[A block of data]
____

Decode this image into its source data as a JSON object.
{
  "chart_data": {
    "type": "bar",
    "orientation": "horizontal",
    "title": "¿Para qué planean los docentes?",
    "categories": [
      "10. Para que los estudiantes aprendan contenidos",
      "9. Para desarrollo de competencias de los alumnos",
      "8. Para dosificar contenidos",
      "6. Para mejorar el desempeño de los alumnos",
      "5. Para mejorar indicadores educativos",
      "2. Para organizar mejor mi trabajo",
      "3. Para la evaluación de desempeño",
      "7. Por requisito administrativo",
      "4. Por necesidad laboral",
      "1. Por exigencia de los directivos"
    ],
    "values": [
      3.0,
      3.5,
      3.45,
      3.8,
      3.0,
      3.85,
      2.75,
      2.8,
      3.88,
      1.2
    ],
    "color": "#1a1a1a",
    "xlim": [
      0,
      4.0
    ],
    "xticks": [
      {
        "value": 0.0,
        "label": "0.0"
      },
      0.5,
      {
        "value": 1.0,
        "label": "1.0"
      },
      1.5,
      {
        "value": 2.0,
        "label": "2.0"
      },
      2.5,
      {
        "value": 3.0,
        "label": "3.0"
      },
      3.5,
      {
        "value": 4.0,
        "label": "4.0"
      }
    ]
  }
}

____

Task brief => Output all of the data above without any alteration.

Final answer =>
Decode this image into its source data as a JSON object.
{
  "chart_data": {
    "type": "bar",
    "orientation": "horizontal",
    "title": "¿Para qué planean los docentes?",
    "categories": [
      "10. Para que los estudiantes aprendan contenidos",
      "9. Para desarrollo de competencias de los alumnos",
      "8. Para dosificar contenidos",
      "6. Para mejorar el desempeño de los alumnos",
      "5. Para mejorar indicadores educativos",
      "2. Para organizar mejor mi trabajo",
      "3. Para la evaluación de desempeño",
      "7. Por requisito administrativo",
      "4. Por necesidad laboral",
      "1. Por exigencia de los directivos"
    ],
    "values": [
      3.0,
      3.5,
      3.45,
      3.8,
      3.0,
      3.85,
      2.75,
      2.8,
      3.88,
      1.2
    ],
    "color": "#1a1a1a",
    "xlim": [
      0,
      4.0
    ],
    "xticks": [
      {
        "value": 0.0,
        "label": "0.0"
      },
      0.5,
      {
        "value": 1.0,
        "label": "1.0"
      },
      1.5,
      {
        "value": 2.0,
        "label": "2.0"
      },
      2.5,
      {
        "value": 3.0,
        "label": "3.0"
      },
      3.5,
      {
        "value": 4.0,
        "label": "4.0"
      }
    ]
  }
}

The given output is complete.